Extract each line of the data and write it out again exactly.

Stored items from a collection:
━━━━━━━━━━━━━━━━━━━━━━━━━━━━━━
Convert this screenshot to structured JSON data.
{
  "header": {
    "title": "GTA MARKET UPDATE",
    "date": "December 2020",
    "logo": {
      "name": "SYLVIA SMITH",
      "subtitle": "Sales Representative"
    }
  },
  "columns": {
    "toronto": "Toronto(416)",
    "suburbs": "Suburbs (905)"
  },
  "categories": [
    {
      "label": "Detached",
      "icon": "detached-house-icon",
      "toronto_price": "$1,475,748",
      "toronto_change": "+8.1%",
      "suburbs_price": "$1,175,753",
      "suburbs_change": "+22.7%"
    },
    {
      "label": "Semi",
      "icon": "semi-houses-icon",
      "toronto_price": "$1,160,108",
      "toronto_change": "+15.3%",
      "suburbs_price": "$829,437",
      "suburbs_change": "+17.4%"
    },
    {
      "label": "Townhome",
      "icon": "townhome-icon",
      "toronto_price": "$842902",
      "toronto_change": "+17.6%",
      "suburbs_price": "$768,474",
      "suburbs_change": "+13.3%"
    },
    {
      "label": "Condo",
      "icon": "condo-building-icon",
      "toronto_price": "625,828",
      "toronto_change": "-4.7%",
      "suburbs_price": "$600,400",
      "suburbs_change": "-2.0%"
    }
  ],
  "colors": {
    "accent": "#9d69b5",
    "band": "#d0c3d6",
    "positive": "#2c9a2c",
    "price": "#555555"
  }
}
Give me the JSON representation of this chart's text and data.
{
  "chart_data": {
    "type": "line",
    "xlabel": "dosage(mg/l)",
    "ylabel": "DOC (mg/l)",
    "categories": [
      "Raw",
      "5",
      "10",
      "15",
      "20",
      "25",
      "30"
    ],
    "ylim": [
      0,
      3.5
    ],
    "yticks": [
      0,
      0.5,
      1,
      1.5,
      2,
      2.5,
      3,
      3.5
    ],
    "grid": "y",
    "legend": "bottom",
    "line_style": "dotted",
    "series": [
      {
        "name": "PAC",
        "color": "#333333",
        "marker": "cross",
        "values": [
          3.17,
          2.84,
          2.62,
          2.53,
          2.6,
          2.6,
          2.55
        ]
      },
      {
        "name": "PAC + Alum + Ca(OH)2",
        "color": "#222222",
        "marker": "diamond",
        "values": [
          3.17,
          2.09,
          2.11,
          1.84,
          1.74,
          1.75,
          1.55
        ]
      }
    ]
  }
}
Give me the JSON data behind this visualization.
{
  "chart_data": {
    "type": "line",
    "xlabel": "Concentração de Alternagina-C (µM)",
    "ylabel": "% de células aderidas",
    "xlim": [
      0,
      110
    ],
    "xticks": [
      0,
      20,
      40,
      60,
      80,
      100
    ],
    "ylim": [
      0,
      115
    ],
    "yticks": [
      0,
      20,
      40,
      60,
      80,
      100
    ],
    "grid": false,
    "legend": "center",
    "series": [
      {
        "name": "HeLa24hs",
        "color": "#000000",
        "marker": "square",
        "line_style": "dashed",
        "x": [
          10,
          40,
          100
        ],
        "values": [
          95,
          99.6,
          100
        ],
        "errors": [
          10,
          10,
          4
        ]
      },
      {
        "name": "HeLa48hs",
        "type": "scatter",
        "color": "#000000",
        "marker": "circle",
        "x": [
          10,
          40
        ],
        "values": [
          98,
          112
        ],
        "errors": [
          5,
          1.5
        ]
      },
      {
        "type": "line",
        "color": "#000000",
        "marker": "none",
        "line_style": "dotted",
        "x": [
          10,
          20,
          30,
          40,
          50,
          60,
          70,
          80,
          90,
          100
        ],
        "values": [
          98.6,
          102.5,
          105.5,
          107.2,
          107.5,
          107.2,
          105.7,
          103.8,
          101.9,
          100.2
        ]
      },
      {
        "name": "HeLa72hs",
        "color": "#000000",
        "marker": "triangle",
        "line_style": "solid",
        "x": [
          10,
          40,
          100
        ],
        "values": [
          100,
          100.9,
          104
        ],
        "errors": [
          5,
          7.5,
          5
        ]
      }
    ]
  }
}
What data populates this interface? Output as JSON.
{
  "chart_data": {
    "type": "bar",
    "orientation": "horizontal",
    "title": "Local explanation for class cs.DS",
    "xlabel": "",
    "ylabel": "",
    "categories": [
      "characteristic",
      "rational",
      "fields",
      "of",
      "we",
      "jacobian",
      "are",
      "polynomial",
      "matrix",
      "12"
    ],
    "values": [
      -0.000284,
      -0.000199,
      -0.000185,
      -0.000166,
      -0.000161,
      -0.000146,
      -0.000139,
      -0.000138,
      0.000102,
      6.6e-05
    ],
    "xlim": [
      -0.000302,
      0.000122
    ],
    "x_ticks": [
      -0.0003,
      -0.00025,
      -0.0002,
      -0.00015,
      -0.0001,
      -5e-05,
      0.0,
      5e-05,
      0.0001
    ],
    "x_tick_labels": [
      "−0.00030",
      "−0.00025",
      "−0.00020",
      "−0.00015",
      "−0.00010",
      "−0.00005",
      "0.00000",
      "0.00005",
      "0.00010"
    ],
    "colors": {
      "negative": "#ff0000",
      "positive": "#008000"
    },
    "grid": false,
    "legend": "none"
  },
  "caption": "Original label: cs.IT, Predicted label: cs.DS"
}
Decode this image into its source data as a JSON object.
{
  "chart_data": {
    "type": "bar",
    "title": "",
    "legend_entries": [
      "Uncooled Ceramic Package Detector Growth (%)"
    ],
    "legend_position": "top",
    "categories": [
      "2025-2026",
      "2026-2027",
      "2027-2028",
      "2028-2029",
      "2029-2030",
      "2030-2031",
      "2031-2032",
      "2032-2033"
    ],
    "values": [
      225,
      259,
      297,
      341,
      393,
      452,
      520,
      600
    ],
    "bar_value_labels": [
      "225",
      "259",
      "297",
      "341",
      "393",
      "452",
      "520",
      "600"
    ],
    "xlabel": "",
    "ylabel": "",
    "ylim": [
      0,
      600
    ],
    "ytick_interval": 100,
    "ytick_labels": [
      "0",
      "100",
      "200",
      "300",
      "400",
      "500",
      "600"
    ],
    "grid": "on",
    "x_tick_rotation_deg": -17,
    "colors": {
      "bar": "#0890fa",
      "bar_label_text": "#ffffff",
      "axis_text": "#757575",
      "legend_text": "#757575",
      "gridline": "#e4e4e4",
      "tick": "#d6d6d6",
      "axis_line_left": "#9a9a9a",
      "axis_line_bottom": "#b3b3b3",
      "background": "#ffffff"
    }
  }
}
━━━━━━━━━━━━━━━━━━━━━━━━━━━━━━
Exercise answer:
Convert this screenshot to structured JSON data.
{
  "header": {
    "title": "GTA MARKET UPDATE",
    "date": "December 2020",
    "logo": {
      "name": "SYLVIA SMITH",
      "subtitle": "Sales Representative"
    }
  },
  "columns": {
    "toronto": "Toronto(416)",
    "suburbs": "Suburbs (905)"
  },
  "categories": [
    {
      "label": "Detached",
      "icon": "detached-house-icon",
      "toronto_price": "$1,475,748",
      "toronto_change": "+8.1%",
      "suburbs_price": "$1,175,753",
      "suburbs_change": "+22.7%"
    },
    {
      "label": "Semi",
      "icon": "semi-houses-icon",
      "toronto_price": "$1,160,108",
      "toronto_change": "+15.3%",
      "suburbs_price": "$829,437",
      "suburbs_change": "+17.4%"
    },
    {
      "label": "Townhome",
      "icon": "townhome-icon",
      "toronto_price": "$842902",
      "toronto_change": "+17.6%",
      "suburbs_price": "$768,474",
      "suburbs_change": "+13.3%"
    },
    {
      "label": "Condo",
      "icon": "condo-building-icon",
      "toronto_price": "625,828",
      "toronto_change": "-4.7%",
      "suburbs_price": "$600,400",
      "suburbs_change": "-2.0%"
    }
  ],
  "colors": {
    "accent": "#9d69b5",
    "band": "#d0c3d6",
    "positive": "#2c9a2c",
    "price": "#555555"
  }
}
Give me the JSON representation of this chart's text and data.
{
  "chart_data": {
    "type": "line",
    "xlabel": "dosage(mg/l)",
    "ylabel": "DOC (mg/l)",
    "categories": [
      "Raw",
      "5",
      "10",
      "15",
      "20",
      "25",
      "30"
    ],
    "ylim": [
      0,
      3.5
    ],
    "yticks": [
      0,
      0.5,
      1,
      1.5,
      2,
      2.5,
      3,
      3.5
    ],
    "grid": "y",
    "legend": "bottom",
    "line_style": "dotted",
    "series": [
      {
        "name": "PAC",
        "color": "#333333",
        "marker": "cross",
        "values": [
          3.17,
          2.84,
          2.62,
          2.53,
          2.6,
          2.6,
          2.55
        ]
      },
      {
        "name": "PAC + Alum + Ca(OH)2",
        "color": "#222222",
        "marker": "diamond",
        "values": [
          3.17,
          2.09,
          2.11,
          1.84,
          1.74,
          1.75,
          1.55
        ]
      }
    ]
  }
}
Give me the JSON data behind this visualization.
{
  "chart_data": {
    "type": "line",
    "xlabel": "Concentração de Alternagina-C (µM)",
    "ylabel": "% de células aderidas",
    "xlim": [
      0,
      110
    ],
    "xticks": [
      0,
      20,
      40,
      60,
      80,
      100
    ],
    "ylim": [
      0,
      115
    ],
    "yticks": [
      0,
      20,
      40,
      60,
      80,
      100
    ],
    "grid": false,
    "legend": "center",
    "series": [
      {
        "name": "HeLa24hs",
        "color": "#000000",
        "marker": "square",
        "line_style": "dashed",
        "x": [
          10,
          40,
          100
        ],
        "values": [
          95,
          99.6,
          100
        ],
        "errors": [
          10,
          10,
          4
        ]
      },
      {
        "name": "HeLa48hs",
        "type": "scatter",
        "color": "#000000",
        "marker": "circle",
        "x": [
          10,
          40
        ],
        "values": [
          98,
          112
        ],
        "errors": [
          5,
          1.5
        ]
      },
      {
        "type": "line",
        "color": "#000000",
        "marker": "none",
        "line_style": "dotted",
        "x": [
          10,
          20,
          30,
          40,
          50,
          60,
          70,
          80,
          90,
          100
        ],
        "values": [
          98.6,
          102.5,
          105.5,
          107.2,
          107.5,
          107.2,
          105.7,
          103.8,
          101.9,
          100.2
        ]
      },
      {
        "name": "HeLa72hs",
        "color": "#000000",
        "marker": "triangle",
        "line_style": "solid",
        "x": [
          10,
          40,
          100
        ],
        "values": [
          100,
          100.9,
          104
        ],
        "errors": [
          5,
          7.5,
          5
        ]
      }
    ]
  }
}
What data populates this interface? Output as JSON.
{
  "chart_data": {
    "type": "bar",
    "orientation": "horizontal",
    "title": "Local explanation for class cs.DS",
    "xlabel": "",
    "ylabel": "",
    "categories": [
      "characteristic",
      "rational",
      "fields",
      "of",
      "we",
      "jacobian",
      "are",
      "polynomial",
      "matrix",
      "12"
    ],
    "values": [
      -0.000284,
      -0.000199,
      -0.000185,
      -0.000166,
      -0.000161,
      -0.000146,
      -0.000139,
      -0.000138,
      0.000102,
      6.6e-05
    ],
    "xlim": [
      -0.000302,
      0.000122
    ],
    "x_ticks": [
      -0.0003,
      -0.00025,
      -0.0002,
      -0.00015,
      -0.0001,
      -5e-05,
      0.0,
      5e-05,
      0.0001
    ],
    "x_tick_labels": [
      "−0.00030",
      "−0.00025",
      "−0.00020",
      "−0.00015",
      "−0.00010",
      "−0.00005",
      "0.00000",
      "0.00005",
      "0.00010"
    ],
    "colors": {
      "negative": "#ff0000",
      "positive": "#008000"
    },
    "grid": false,
    "legend": "none"
  },
  "caption": "Original label: cs.IT, Predicted label: cs.DS"
}
Decode this image into its source data as a JSON object.
{
  "chart_data": {
    "type": "bar",
    "title": "",
    "legend_entries": [
      "Uncooled Ceramic Package Detector Growth (%)"
    ],
    "legend_position": "top",
    "categories": [
      "2025-2026",
      "2026-2027",
      "2027-2028",
      "2028-2029",
      "2029-2030",
      "2030-2031",
      "2031-2032",
      "2032-2033"
    ],
    "values": [
      225,
      259,
      297,
      341,
      393,
      452,
      520,
      600
    ],
    "bar_value_labels": [
      "225",
      "259",
      "297",
      "341",
      "393",
      "452",
      "520",
      "600"
    ],
    "xlabel": "",
    "ylabel": "",
    "ylim": [
      0,
      600
    ],
    "ytick_interval": 100,
    "ytick_labels": [
      "0",
      "100",
      "200",
      "300",
      "400",
      "500",
      "600"
    ],
    "grid": "on",
    "x_tick_rotation_deg": -17,
    "colors": {
      "bar": "#0890fa",
      "bar_label_text": "#ffffff",
      "axis_text": "#757575",
      "legend_text": "#757575",
      "gridline": "#e4e4e4",
      "tick": "#d6d6d6",
      "axis_line_left": "#9a9a9a",
      "axis_line_bottom": "#b3b3b3",
      "background": "#ffffff"
    }
  }
}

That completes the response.